SET TASK:
List, from the lines below, each one with "ostrich" in it.

Dataset records
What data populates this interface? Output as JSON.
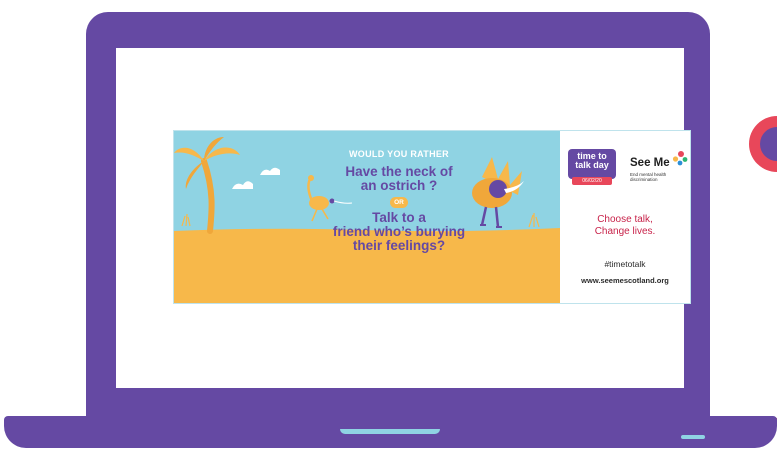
{
  "banner": {
    "prompt": "WOULD YOU RATHER",
    "option_one_line1": "Have the neck of",
    "option_one_line2": "an ostrich ?",
    "or_label": "OR",
    "option_two_line1": "Talk to a",
    "option_two_line2": "friend who’s burying",
    "option_two_line3": "their feelings?"
  },
  "brand": {
    "ttt_line1": "time to",
    "ttt_line2": "talk day",
    "ttt_date": "06/02/20",
    "seeme_name": "See Me",
    "seeme_tagline": "End mental health discrimination",
    "slogan_line1": "Choose talk,",
    "slogan_line2": "Change lives.",
    "hashtag": "#timetotalk",
    "website": "www.seemescotland.org"
  },
  "colors": {
    "laptop": "#6549a3",
    "accent_red": "#e8475a",
    "accent_cyan": "#8fd3e3",
    "sky": "#8fd3e3",
    "sand": "#f7b84a",
    "headline_purple": "#6549a3",
    "slogan": "#c8234a"
  },
  "icons": {
    "palm_tree": "palm-tree-icon",
    "ostrich": "ostrich-icon",
    "see_me_dots": "see-me-dots-icon"
  }
}
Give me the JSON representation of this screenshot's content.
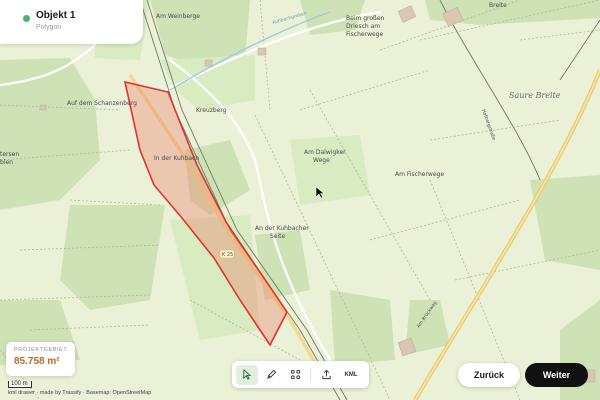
{
  "object": {
    "title": "Objekt 1",
    "subtitle": "Polygon",
    "status_color": "#49b66b"
  },
  "map": {
    "labels": {
      "am_weinberge": "Am Weinberge",
      "beim_grossen_driesch": "Beim großen",
      "beim_grossen_driesch_2": "Driesch am",
      "beim_grossen_driesch_3": "Fischerwege",
      "breite": "Breite",
      "auf_dem_schanzenberg": "Auf dem Schanzenberg",
      "kreuzberg": "Kreuzberg",
      "saure_breite": "Saure Breite",
      "in_der_kuhbach": "In der Kuhbach",
      "am_dalwigker_wege": "Am Dalwigker",
      "am_dalwigker_wege_2": "Wege",
      "am_fischerwege": "Am Fischerwege",
      "an_der_kuhbacher_seite": "An der Kuhbacher",
      "an_der_kuhbacher_seite_2": "Seite",
      "road_k25": "K 25",
      "hofbergstrasse": "Hofbergstraße",
      "kuhbachgraben": "Kuhbachgraben",
      "bruckweg": "Am Brückweg",
      "left_edge_1": "tersen",
      "left_edge_2": "blen"
    },
    "polygon_color": "#e3312f",
    "polygon_fill": "rgba(235,120,100,0.35)"
  },
  "project_area": {
    "label": "PROJEKTGEBIET",
    "value": "85.758 m²",
    "value_color": "#c0672a"
  },
  "scale_label": "100 m",
  "attribution": "kml drawer · made by Trassify · Basemap: OpenStreetMap",
  "toolbar": {
    "tools": [
      "select-icon",
      "draw-icon",
      "nodes-icon",
      "upload-icon"
    ],
    "kml_label": "KML"
  },
  "buttons": {
    "back_label": "Zurück",
    "next_label": "Weiter"
  }
}
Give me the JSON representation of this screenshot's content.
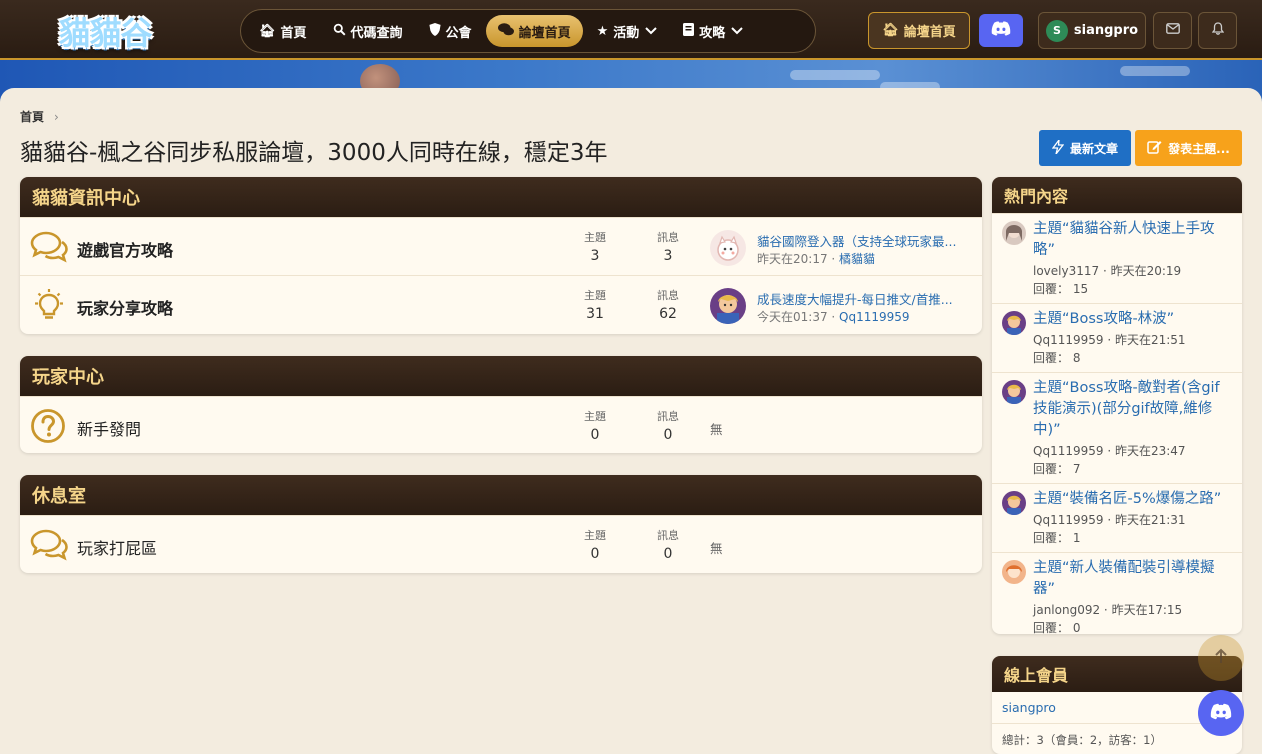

OUTPUT BELOW:
    "option_one_line2": "an ostrich ?",
    "ostrich": "ostrich-icon",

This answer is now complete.